((
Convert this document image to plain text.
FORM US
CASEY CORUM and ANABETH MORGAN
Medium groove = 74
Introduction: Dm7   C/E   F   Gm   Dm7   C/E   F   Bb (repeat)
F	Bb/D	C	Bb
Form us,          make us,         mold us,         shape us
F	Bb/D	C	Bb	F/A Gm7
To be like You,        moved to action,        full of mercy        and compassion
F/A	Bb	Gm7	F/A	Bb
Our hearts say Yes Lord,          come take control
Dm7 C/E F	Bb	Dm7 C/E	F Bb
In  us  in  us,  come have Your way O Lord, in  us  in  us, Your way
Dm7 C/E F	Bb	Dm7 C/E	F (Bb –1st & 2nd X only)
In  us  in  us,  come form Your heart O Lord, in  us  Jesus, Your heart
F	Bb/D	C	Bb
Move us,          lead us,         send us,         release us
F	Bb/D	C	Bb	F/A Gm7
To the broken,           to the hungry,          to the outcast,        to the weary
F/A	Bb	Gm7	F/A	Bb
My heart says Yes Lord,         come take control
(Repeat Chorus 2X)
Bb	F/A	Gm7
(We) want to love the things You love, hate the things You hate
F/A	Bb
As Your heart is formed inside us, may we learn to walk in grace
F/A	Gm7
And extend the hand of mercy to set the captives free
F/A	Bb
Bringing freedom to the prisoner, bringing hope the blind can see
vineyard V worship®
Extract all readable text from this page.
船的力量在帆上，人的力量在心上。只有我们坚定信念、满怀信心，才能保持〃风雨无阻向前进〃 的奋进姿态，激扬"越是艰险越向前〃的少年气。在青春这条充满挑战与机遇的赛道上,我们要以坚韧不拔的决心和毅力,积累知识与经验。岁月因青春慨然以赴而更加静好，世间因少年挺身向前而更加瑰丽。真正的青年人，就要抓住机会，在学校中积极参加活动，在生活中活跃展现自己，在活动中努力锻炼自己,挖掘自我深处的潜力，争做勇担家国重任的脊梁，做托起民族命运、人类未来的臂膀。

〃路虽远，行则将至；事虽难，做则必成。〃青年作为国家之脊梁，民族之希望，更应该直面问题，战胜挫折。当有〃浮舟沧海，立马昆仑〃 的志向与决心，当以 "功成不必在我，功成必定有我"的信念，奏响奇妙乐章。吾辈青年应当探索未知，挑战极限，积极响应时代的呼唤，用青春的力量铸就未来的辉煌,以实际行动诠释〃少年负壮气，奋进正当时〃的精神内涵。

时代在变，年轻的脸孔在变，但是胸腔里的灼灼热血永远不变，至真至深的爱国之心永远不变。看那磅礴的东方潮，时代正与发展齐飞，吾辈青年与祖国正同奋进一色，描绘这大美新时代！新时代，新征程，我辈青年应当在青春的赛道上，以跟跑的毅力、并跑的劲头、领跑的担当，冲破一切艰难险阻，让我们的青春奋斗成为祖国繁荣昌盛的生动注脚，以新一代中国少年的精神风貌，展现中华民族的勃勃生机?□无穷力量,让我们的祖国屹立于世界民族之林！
))
DO THIS
Return each line of the data that contains the string "text".

FINISHED EXERCISE
Convert this document image to plain text.
Extract all readable text from this page.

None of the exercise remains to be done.